§ TASK MATERIAL:
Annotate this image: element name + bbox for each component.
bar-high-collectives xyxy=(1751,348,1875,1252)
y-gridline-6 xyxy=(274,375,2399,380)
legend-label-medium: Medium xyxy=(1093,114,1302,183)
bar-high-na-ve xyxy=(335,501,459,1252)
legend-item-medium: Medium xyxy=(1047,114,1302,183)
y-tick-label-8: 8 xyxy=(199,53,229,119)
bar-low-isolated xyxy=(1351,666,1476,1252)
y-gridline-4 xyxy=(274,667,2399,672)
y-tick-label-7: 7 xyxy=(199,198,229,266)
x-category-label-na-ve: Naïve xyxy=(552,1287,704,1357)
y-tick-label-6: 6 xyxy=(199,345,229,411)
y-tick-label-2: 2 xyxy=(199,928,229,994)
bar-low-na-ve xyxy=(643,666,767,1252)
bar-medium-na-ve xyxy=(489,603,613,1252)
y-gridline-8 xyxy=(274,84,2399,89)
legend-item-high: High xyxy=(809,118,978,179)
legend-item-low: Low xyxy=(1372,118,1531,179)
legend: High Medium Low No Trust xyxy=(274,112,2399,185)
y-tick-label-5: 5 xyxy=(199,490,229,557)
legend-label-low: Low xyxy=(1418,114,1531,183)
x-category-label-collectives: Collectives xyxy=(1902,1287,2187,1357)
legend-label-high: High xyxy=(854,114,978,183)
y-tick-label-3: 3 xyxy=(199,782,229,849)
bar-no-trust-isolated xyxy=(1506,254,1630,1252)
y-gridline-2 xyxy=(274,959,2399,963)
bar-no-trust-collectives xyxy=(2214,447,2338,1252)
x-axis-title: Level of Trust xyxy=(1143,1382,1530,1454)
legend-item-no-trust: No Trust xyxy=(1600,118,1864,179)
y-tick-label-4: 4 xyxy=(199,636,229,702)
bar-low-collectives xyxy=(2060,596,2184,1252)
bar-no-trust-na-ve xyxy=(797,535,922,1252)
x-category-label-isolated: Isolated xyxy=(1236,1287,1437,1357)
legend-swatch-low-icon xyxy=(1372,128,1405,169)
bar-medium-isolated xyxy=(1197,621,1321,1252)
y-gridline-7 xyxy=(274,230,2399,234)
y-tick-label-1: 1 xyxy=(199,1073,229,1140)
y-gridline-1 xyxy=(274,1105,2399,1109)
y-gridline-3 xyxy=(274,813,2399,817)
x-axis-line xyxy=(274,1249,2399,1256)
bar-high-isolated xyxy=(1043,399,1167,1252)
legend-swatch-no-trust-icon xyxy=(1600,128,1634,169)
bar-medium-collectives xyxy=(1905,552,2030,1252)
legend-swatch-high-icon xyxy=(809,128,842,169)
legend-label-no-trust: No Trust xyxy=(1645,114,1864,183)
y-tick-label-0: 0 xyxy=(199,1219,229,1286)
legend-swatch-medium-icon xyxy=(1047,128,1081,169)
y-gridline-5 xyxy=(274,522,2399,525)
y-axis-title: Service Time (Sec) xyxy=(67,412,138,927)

§ SET TASK: Switch "Level of Trust" to "Trust Level" in the listing above and write it out again with everything else unchanged.

§ ANSWER TO THIS TASK:
Annotate this image: element name + bbox for each component.
bar-high-collectives xyxy=(1751,348,1875,1252)
y-gridline-6 xyxy=(274,375,2399,380)
legend-label-medium: Medium xyxy=(1093,114,1302,183)
bar-high-na-ve xyxy=(335,501,459,1252)
legend-item-medium: Medium xyxy=(1047,114,1302,183)
y-tick-label-8: 8 xyxy=(199,53,229,119)
bar-low-isolated xyxy=(1351,666,1476,1252)
y-gridline-4 xyxy=(274,667,2399,672)
y-tick-label-7: 7 xyxy=(199,198,229,266)
x-category-label-na-ve: Naïve xyxy=(552,1287,704,1357)
y-tick-label-6: 6 xyxy=(199,345,229,411)
y-tick-label-2: 2 xyxy=(199,928,229,994)
bar-low-na-ve xyxy=(643,666,767,1252)
bar-medium-na-ve xyxy=(489,603,613,1252)
y-gridline-8 xyxy=(274,84,2399,89)
legend-item-high: High xyxy=(809,118,978,179)
legend-item-low: Low xyxy=(1372,118,1531,179)
legend: High Medium Low No Trust xyxy=(274,112,2399,185)
y-tick-label-5: 5 xyxy=(199,490,229,557)
legend-label-low: Low xyxy=(1418,114,1531,183)
x-category-label-collectives: Collectives xyxy=(1902,1287,2187,1357)
legend-label-high: High xyxy=(854,114,978,183)
y-tick-label-3: 3 xyxy=(199,782,229,849)
bar-no-trust-isolated xyxy=(1506,254,1630,1252)
y-gridline-2 xyxy=(274,959,2399,963)
bar-no-trust-collectives xyxy=(2214,447,2338,1252)
x-axis-title: Trust Level xyxy=(1143,1382,1530,1454)
legend-item-no-trust: No Trust xyxy=(1600,118,1864,179)
y-tick-label-4: 4 xyxy=(199,636,229,702)
bar-low-collectives xyxy=(2060,596,2184,1252)
bar-no-trust-na-ve xyxy=(797,535,922,1252)
x-category-label-isolated: Isolated xyxy=(1236,1287,1437,1357)
legend-swatch-low-icon xyxy=(1372,128,1405,169)
bar-medium-isolated xyxy=(1197,621,1321,1252)
y-gridline-7 xyxy=(274,230,2399,234)
y-tick-label-1: 1 xyxy=(199,1073,229,1140)
y-gridline-1 xyxy=(274,1105,2399,1109)
y-gridline-3 xyxy=(274,813,2399,817)
x-axis-line xyxy=(274,1249,2399,1256)
bar-high-isolated xyxy=(1043,399,1167,1252)
legend-swatch-no-trust-icon xyxy=(1600,128,1634,169)
bar-medium-collectives xyxy=(1905,552,2030,1252)
legend-swatch-high-icon xyxy=(809,128,842,169)
legend-label-no-trust: No Trust xyxy=(1645,114,1864,183)
y-tick-label-0: 0 xyxy=(199,1219,229,1286)
legend-swatch-medium-icon xyxy=(1047,128,1081,169)
y-gridline-5 xyxy=(274,522,2399,525)
y-axis-title: Service Time (Sec) xyxy=(67,412,138,927)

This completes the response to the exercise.